• Aim
Count the lines in the records below that contain the word "this", and give only that number.

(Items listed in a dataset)
========================================================================

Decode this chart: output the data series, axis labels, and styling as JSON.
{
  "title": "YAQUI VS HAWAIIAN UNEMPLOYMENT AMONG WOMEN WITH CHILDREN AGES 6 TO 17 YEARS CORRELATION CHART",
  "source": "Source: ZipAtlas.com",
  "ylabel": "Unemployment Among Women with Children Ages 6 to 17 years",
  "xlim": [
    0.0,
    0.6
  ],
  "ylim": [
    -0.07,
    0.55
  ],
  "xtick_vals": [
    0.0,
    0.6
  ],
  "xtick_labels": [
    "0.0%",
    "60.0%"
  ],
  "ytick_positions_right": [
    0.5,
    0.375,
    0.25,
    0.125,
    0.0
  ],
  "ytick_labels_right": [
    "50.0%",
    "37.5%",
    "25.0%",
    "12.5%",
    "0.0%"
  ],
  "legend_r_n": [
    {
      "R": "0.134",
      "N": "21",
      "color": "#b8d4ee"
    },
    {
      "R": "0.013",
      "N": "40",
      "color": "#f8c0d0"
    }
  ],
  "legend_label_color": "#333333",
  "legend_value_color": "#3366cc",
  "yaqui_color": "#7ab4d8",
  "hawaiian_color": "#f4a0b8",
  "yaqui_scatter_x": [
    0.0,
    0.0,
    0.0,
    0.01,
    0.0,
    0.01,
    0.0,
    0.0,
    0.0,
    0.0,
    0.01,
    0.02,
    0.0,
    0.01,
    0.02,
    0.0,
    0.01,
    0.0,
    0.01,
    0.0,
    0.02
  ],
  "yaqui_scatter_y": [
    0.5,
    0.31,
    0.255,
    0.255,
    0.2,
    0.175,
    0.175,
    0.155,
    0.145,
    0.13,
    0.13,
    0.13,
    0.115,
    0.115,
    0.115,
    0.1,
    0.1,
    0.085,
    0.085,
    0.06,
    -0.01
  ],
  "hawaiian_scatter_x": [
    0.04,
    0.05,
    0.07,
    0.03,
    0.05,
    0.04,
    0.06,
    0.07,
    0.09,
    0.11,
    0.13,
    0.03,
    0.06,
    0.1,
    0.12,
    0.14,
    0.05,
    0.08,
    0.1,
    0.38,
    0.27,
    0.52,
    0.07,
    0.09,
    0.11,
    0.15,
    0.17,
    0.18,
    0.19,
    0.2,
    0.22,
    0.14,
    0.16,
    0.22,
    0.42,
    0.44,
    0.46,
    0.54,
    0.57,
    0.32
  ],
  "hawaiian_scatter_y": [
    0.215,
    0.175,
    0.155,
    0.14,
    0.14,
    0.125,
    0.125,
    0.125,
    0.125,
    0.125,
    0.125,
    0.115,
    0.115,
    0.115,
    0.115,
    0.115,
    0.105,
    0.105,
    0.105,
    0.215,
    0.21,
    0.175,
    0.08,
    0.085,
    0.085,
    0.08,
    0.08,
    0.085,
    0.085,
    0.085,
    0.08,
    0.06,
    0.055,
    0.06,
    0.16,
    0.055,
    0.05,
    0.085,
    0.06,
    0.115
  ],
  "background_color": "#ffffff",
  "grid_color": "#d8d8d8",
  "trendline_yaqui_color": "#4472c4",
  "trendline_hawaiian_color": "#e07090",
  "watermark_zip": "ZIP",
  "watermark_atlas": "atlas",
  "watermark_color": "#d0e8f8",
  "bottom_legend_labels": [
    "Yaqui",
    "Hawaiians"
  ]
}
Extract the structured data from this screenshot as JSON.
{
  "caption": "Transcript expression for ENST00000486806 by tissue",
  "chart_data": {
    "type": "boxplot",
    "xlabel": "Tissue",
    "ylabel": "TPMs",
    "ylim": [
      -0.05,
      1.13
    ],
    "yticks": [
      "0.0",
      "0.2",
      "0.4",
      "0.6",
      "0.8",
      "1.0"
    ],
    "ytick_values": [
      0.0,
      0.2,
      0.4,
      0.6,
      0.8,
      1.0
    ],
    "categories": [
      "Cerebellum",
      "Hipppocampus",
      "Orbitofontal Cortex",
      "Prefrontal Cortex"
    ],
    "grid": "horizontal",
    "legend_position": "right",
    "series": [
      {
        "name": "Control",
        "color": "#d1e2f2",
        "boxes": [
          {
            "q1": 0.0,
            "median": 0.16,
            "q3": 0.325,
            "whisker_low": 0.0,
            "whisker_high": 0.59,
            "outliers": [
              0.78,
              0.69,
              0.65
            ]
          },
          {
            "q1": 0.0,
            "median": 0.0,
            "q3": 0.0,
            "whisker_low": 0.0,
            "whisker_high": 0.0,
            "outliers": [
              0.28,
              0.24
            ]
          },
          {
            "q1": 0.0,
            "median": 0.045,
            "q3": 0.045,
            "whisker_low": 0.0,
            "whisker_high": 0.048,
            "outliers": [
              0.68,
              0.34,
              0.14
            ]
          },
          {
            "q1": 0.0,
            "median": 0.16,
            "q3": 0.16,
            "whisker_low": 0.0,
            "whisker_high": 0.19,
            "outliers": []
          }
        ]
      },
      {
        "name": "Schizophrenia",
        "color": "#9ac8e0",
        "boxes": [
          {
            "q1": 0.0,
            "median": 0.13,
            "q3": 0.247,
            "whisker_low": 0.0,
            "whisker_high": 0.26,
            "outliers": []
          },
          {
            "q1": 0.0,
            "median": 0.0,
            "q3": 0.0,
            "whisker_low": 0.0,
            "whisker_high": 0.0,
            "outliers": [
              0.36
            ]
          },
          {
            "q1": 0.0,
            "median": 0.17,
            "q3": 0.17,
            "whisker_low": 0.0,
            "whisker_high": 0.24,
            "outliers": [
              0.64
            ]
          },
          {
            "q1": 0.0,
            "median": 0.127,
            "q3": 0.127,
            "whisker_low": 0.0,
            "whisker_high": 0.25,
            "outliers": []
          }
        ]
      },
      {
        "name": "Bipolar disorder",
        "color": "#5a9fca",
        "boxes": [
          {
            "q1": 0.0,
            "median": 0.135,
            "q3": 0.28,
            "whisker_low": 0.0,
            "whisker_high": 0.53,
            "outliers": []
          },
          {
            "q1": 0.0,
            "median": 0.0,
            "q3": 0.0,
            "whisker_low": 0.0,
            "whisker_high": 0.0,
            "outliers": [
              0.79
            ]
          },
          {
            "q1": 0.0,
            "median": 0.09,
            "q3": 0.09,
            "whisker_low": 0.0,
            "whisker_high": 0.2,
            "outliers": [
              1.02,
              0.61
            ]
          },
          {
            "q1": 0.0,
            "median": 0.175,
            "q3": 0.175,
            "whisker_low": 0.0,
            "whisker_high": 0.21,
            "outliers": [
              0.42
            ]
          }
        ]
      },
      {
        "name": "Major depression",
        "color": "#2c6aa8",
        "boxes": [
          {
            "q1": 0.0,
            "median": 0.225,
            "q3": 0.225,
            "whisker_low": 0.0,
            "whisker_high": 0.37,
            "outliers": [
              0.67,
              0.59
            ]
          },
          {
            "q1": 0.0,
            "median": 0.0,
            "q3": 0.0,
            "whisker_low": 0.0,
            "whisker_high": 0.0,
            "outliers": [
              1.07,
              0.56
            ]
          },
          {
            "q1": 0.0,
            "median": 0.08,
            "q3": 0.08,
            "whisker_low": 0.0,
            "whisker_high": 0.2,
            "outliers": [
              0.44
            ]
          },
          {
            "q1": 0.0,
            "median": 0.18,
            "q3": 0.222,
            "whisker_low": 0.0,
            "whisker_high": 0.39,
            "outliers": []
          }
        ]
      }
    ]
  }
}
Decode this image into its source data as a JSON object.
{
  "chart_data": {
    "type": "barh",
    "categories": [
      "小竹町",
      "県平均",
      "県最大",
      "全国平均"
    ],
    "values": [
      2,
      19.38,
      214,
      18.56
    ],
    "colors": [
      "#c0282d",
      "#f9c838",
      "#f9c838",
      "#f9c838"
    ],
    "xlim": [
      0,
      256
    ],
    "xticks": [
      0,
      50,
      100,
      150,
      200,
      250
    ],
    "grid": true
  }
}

========================================================================

• Exercise response
3